▶ [WORK TO DO]: Rewrite every line of the data below as a JSON array of strings, one string per line, leaving out any blank lines.

▶ [GIVEN INFORMATION]:
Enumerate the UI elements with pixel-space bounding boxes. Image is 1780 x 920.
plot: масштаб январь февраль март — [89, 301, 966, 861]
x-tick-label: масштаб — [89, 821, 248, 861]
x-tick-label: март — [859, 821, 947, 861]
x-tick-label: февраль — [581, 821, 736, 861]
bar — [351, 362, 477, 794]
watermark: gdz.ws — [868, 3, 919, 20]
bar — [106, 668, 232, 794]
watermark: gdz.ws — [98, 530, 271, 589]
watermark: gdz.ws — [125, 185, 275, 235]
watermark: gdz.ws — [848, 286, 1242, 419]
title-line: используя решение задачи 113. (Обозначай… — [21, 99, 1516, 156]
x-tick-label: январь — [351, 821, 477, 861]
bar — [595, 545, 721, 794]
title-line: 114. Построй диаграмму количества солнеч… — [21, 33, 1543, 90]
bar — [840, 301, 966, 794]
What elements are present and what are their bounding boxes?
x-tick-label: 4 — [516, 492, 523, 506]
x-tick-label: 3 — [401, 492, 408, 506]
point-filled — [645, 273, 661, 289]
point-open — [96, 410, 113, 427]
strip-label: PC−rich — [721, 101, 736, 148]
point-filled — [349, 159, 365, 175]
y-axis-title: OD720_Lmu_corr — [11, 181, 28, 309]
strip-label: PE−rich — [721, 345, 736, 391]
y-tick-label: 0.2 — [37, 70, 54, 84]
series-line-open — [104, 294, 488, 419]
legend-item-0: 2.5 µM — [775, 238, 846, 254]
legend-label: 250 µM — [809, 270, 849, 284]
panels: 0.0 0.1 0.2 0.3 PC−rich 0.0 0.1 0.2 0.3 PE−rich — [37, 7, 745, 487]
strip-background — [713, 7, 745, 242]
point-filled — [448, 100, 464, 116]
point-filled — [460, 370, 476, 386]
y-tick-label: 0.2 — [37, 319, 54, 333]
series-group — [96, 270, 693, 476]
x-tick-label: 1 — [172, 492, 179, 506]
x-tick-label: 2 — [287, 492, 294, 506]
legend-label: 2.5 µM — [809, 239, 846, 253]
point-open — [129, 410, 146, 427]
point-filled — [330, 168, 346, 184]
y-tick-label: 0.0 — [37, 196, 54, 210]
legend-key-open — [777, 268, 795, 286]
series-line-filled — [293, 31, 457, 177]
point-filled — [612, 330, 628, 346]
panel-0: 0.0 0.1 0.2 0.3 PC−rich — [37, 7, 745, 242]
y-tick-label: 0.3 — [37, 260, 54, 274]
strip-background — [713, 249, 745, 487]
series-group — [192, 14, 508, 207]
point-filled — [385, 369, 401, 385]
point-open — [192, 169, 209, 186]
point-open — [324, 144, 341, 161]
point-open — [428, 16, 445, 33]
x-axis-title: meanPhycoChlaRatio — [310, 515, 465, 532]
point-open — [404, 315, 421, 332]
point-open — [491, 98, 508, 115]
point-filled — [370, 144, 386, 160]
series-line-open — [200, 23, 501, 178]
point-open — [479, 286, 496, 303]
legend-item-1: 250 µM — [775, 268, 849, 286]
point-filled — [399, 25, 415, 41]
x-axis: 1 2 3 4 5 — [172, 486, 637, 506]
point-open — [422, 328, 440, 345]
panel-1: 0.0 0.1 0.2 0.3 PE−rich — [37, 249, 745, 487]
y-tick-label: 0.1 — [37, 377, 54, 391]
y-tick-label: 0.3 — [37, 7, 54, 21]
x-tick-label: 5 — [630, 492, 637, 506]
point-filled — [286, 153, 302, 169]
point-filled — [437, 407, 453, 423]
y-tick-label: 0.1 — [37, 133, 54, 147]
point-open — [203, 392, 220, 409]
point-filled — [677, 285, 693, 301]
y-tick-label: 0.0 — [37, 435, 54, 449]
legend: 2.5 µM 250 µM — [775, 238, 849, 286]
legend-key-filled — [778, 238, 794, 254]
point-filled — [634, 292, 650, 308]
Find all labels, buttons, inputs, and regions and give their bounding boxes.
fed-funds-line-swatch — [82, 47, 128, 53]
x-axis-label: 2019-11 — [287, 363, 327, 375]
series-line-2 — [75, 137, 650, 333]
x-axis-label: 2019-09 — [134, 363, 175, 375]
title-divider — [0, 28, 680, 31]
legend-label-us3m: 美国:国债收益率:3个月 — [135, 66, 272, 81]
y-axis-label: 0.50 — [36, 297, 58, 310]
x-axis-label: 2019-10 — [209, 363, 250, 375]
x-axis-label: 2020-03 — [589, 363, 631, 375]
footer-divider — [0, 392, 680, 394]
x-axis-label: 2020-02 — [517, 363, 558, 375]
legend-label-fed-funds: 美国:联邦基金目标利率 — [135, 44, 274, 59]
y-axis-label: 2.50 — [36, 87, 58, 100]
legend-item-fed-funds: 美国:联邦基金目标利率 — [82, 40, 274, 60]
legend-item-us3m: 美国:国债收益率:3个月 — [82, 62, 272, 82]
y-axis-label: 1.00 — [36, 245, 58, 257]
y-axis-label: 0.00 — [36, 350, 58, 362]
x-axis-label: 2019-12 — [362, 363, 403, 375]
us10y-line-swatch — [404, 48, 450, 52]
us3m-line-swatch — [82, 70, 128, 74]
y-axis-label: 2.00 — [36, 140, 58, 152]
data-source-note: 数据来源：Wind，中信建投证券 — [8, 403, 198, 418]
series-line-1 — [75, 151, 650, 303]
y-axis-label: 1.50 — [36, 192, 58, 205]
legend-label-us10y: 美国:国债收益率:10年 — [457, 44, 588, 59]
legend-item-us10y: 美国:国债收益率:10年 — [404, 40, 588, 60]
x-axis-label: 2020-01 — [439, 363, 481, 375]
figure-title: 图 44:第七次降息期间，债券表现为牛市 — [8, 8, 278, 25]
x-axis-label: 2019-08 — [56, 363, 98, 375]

▶ [SOLUTION BELOW]:
[
  "Enumerate the UI elements with pixel-space bounding boxes. Image is 1780 x 920.",
  "plot: масштаб январь февраль март — [89, 301, 966, 861]",
  "x-tick-label: масштаб — [89, 821, 248, 861]",
  "x-tick-label: март — [859, 821, 947, 861]",
  "x-tick-label: февраль — [581, 821, 736, 861]",
  "bar — [351, 362, 477, 794]",
  "watermark: gdz.ws — [868, 3, 919, 20]",
  "bar — [106, 668, 232, 794]",
  "watermark: gdz.ws — [98, 530, 271, 589]",
  "watermark: gdz.ws — [125, 185, 275, 235]",
  "watermark: gdz.ws — [848, 286, 1242, 419]",
  "title-line: используя решение задачи 113. (Обозначай… — [21, 99, 1516, 156]",
  "x-tick-label: январь — [351, 821, 477, 861]",
  "bar — [595, 545, 721, 794]",
  "title-line: 114. Построй диаграмму количества солнеч… — [21, 33, 1543, 90]",
  "bar — [840, 301, 966, 794]",
  "What elements are present and what are their bounding boxes?",
  "x-tick-label: 4 — [516, 492, 523, 506]",
  "x-tick-label: 3 — [401, 492, 408, 506]",
  "point-filled — [645, 273, 661, 289]",
  "point-open — [96, 410, 113, 427]",
  "strip-label: PC−rich — [721, 101, 736, 148]",
  "point-filled — [349, 159, 365, 175]",
  "y-axis-title: OD720_Lmu_corr — [11, 181, 28, 309]",
  "strip-label: PE−rich — [721, 345, 736, 391]",
  "y-tick-label: 0.2 — [37, 70, 54, 84]",
  "series-line-open — [104, 294, 488, 419]",
  "legend-item-0: 2.5 µM — [775, 238, 846, 254]",
  "legend-label: 250 µM — [809, 270, 849, 284]",
  "panels: 0.0 0.1 0.2 0.3 PC−rich 0.0 0.1 0.2 0.3 PE−rich — [37, 7, 745, 487]",
  "strip-background — [713, 7, 745, 242]",
  "point-filled — [448, 100, 464, 116]",
  "point-filled — [460, 370, 476, 386]",
  "y-tick-label: 0.2 — [37, 319, 54, 333]",
  "series-group — [96, 270, 693, 476]",
  "x-tick-label: 1 — [172, 492, 179, 506]",
  "x-tick-label: 2 — [287, 492, 294, 506]",
  "legend-label: 2.5 µM — [809, 239, 846, 253]",
  "point-open — [129, 410, 146, 427]",
  "point-filled — [330, 168, 346, 184]",
  "y-tick-label: 0.0 — [37, 196, 54, 210]",
  "legend-key-open — [777, 268, 795, 286]",
  "series-line-filled — [293, 31, 457, 177]",
  "point-filled — [612, 330, 628, 346]",
  "panel-0: 0.0 0.1 0.2 0.3 PC−rich — [37, 7, 745, 242]",
  "y-tick-label: 0.3 — [37, 260, 54, 274]",
  "strip-background — [713, 249, 745, 487]",
  "series-group — [192, 14, 508, 207]",
  "point-filled — [385, 369, 401, 385]",
  "point-open — [192, 169, 209, 186]",
  "point-open — [324, 144, 341, 161]",
  "point-open — [428, 16, 445, 33]",
  "x-axis-title: meanPhycoChlaRatio — [310, 515, 465, 532]",
  "point-open — [404, 315, 421, 332]",
  "point-open — [491, 98, 508, 115]",
  "point-filled — [370, 144, 386, 160]",
  "series-line-open — [200, 23, 501, 178]",
  "point-open — [479, 286, 496, 303]",
  "legend-item-1: 250 µM — [775, 268, 849, 286]",
  "point-filled — [399, 25, 415, 41]",
  "x-axis: 1 2 3 4 5 — [172, 486, 637, 506]",
  "point-open — [422, 328, 440, 345]",
  "panel-1: 0.0 0.1 0.2 0.3 PE−rich — [37, 249, 745, 487]",
  "y-tick-label: 0.1 — [37, 377, 54, 391]",
  "y-tick-label: 0.3 — [37, 7, 54, 21]",
  "x-tick-label: 5 — [630, 492, 637, 506]",
  "point-filled — [286, 153, 302, 169]",
  "point-filled — [437, 407, 453, 423]",
  "y-tick-label: 0.1 — [37, 133, 54, 147]",
  "point-open — [203, 392, 220, 409]",
  "point-filled — [677, 285, 693, 301]",
  "y-tick-label: 0.0 — [37, 435, 54, 449]",
  "legend: 2.5 µM 250 µM — [775, 238, 849, 286]",
  "legend-key-filled — [778, 238, 794, 254]",
  "point-filled — [634, 292, 650, 308]",
  "Find all labels, buttons, inputs, and regions and give their bounding boxes.",
  "fed-funds-line-swatch — [82, 47, 128, 53]",
  "x-axis-label: 2019-11 — [287, 363, 327, 375]",
  "series-line-2 — [75, 137, 650, 333]",
  "x-axis-label: 2019-09 — [134, 363, 175, 375]",
  "title-divider — [0, 28, 680, 31]",
  "legend-label-us3m: 美国:国债收益率:3个月 — [135, 66, 272, 81]",
  "y-axis-label: 0.50 — [36, 297, 58, 310]",
  "x-axis-label: 2019-10 — [209, 363, 250, 375]",
  "x-axis-label: 2020-03 — [589, 363, 631, 375]",
  "footer-divider — [0, 392, 680, 394]",
  "x-axis-label: 2020-02 — [517, 363, 558, 375]",
  "legend-label-fed-funds: 美国:联邦基金目标利率 — [135, 44, 274, 59]",
  "y-axis-label: 2.50 — [36, 87, 58, 100]",
  "legend-item-fed-funds: 美国:联邦基金目标利率 — [82, 40, 274, 60]",
  "legend-item-us3m: 美国:国债收益率:3个月 — [82, 62, 272, 82]",
  "y-axis-label: 1.00 — [36, 245, 58, 257]",
  "y-axis-label: 0.00 — [36, 350, 58, 362]",
  "x-axis-label: 2019-12 — [362, 363, 403, 375]",
  "us10y-line-swatch — [404, 48, 450, 52]",
  "us3m-line-swatch — [82, 70, 128, 74]",
  "y-axis-label: 2.00 — [36, 140, 58, 152]",
  "data-source-note: 数据来源：Wind，中信建投证券 — [8, 403, 198, 418]",
  "series-line-1 — [75, 151, 650, 303]",
  "y-axis-label: 1.50 — [36, 192, 58, 205]",
  "legend-label-us10y: 美国:国债收益率:10年 — [457, 44, 588, 59]",
  "legend-item-us10y: 美国:国债收益率:10年 — [404, 40, 588, 60]",
  "x-axis-label: 2020-01 — [439, 363, 481, 375]",
  "figure-title: 图 44:第七次降息期间，债券表现为牛市 — [8, 8, 278, 25]",
  "x-axis-label: 2019-08 — [56, 363, 98, 375]"
]